Source data:
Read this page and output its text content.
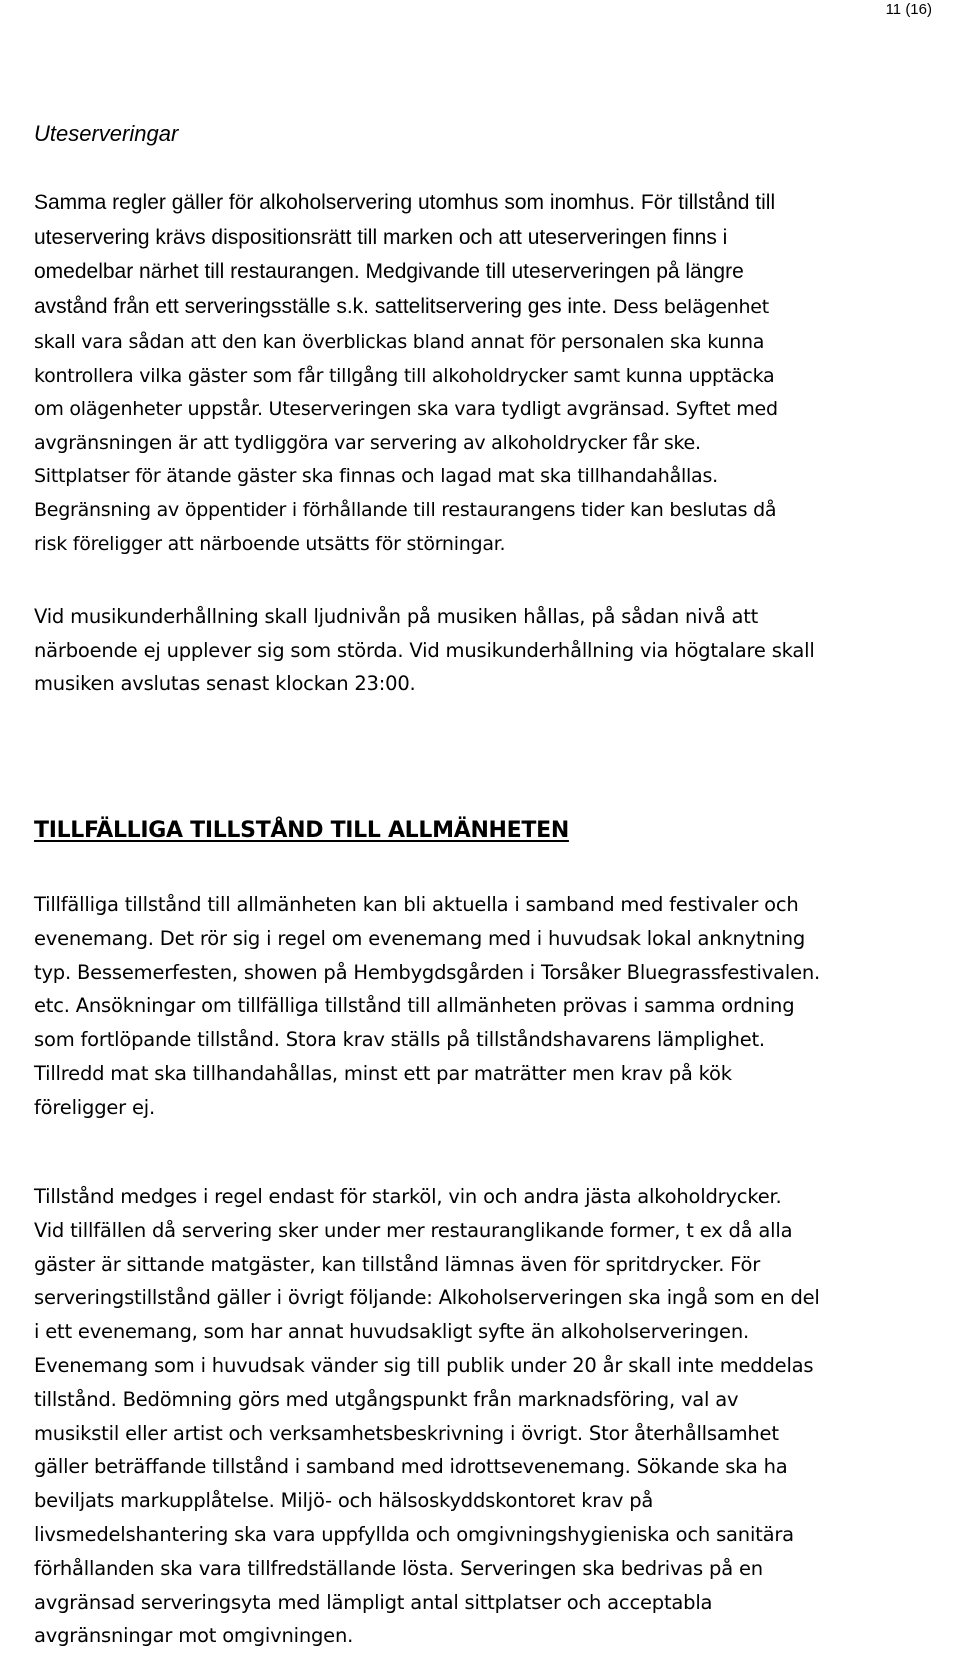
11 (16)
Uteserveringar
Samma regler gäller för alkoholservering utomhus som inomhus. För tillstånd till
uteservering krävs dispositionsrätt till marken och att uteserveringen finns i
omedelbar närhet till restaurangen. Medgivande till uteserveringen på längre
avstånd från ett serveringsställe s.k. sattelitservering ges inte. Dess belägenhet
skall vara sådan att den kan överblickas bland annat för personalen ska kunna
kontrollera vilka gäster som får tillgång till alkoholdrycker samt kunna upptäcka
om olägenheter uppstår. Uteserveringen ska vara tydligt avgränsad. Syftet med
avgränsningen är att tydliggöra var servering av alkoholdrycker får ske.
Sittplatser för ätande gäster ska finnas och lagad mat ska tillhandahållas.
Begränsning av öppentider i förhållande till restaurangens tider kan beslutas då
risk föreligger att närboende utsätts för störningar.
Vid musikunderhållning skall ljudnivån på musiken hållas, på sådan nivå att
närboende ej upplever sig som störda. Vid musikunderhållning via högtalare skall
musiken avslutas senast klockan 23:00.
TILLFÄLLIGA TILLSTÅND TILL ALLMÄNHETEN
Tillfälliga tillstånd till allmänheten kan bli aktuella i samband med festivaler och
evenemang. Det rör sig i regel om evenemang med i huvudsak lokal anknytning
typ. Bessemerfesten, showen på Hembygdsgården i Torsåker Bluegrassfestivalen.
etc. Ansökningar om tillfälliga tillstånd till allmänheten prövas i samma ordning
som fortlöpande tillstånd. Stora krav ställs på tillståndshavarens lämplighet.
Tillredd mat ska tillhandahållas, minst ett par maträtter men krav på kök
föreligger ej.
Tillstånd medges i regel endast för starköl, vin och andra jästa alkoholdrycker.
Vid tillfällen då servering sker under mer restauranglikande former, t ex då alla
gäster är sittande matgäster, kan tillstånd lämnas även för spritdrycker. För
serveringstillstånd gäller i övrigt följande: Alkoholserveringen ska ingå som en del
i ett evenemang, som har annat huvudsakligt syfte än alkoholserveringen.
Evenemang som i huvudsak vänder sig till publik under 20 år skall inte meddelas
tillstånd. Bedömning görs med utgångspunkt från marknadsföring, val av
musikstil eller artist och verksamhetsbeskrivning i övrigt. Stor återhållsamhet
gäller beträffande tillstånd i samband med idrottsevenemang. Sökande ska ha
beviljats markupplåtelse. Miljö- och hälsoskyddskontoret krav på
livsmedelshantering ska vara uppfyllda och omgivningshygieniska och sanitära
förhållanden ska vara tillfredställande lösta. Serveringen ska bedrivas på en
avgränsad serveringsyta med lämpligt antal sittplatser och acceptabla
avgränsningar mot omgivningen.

→ YOUR INSTRUCTIONS:
Write out the entries above word for word. Do not include the pictures.

→ EXERCISE ANSWER:
Read this page and output its text content.
11 (16)
Uteserveringar
Samma regler gäller för alkoholservering utomhus som inomhus. För tillstånd till
uteservering krävs dispositionsrätt till marken och att uteserveringen finns i
omedelbar närhet till restaurangen. Medgivande till uteserveringen på längre
avstånd från ett serveringsställe s.k. sattelitservering ges inte. Dess belägenhet
skall vara sådan att den kan överblickas bland annat för personalen ska kunna
kontrollera vilka gäster som får tillgång till alkoholdrycker samt kunna upptäcka
om olägenheter uppstår. Uteserveringen ska vara tydligt avgränsad. Syftet med
avgränsningen är att tydliggöra var servering av alkoholdrycker får ske.
Sittplatser för ätande gäster ska finnas och lagad mat ska tillhandahållas.
Begränsning av öppentider i förhållande till restaurangens tider kan beslutas då
risk föreligger att närboende utsätts för störningar.
Vid musikunderhållning skall ljudnivån på musiken hållas, på sådan nivå att
närboende ej upplever sig som störda. Vid musikunderhållning via högtalare skall
musiken avslutas senast klockan 23:00.
TILLFÄLLIGA TILLSTÅND TILL ALLMÄNHETEN
Tillfälliga tillstånd till allmänheten kan bli aktuella i samband med festivaler och
evenemang. Det rör sig i regel om evenemang med i huvudsak lokal anknytning
typ. Bessemerfesten, showen på Hembygdsgården i Torsåker Bluegrassfestivalen.
etc. Ansökningar om tillfälliga tillstånd till allmänheten prövas i samma ordning
som fortlöpande tillstånd. Stora krav ställs på tillståndshavarens lämplighet.
Tillredd mat ska tillhandahållas, minst ett par maträtter men krav på kök
föreligger ej.
Tillstånd medges i regel endast för starköl, vin och andra jästa alkoholdrycker.
Vid tillfällen då servering sker under mer restauranglikande former, t ex då alla
gäster är sittande matgäster, kan tillstånd lämnas även för spritdrycker. För
serveringstillstånd gäller i övrigt följande: Alkoholserveringen ska ingå som en del
i ett evenemang, som har annat huvudsakligt syfte än alkoholserveringen.
Evenemang som i huvudsak vänder sig till publik under 20 år skall inte meddelas
tillstånd. Bedömning görs med utgångspunkt från marknadsföring, val av
musikstil eller artist och verksamhetsbeskrivning i övrigt. Stor återhållsamhet
gäller beträffande tillstånd i samband med idrottsevenemang. Sökande ska ha
beviljats markupplåtelse. Miljö- och hälsoskyddskontoret krav på
livsmedelshantering ska vara uppfyllda och omgivningshygieniska och sanitära
förhållanden ska vara tillfredställande lösta. Serveringen ska bedrivas på en
avgränsad serveringsyta med lämpligt antal sittplatser och acceptabla
avgränsningar mot omgivningen.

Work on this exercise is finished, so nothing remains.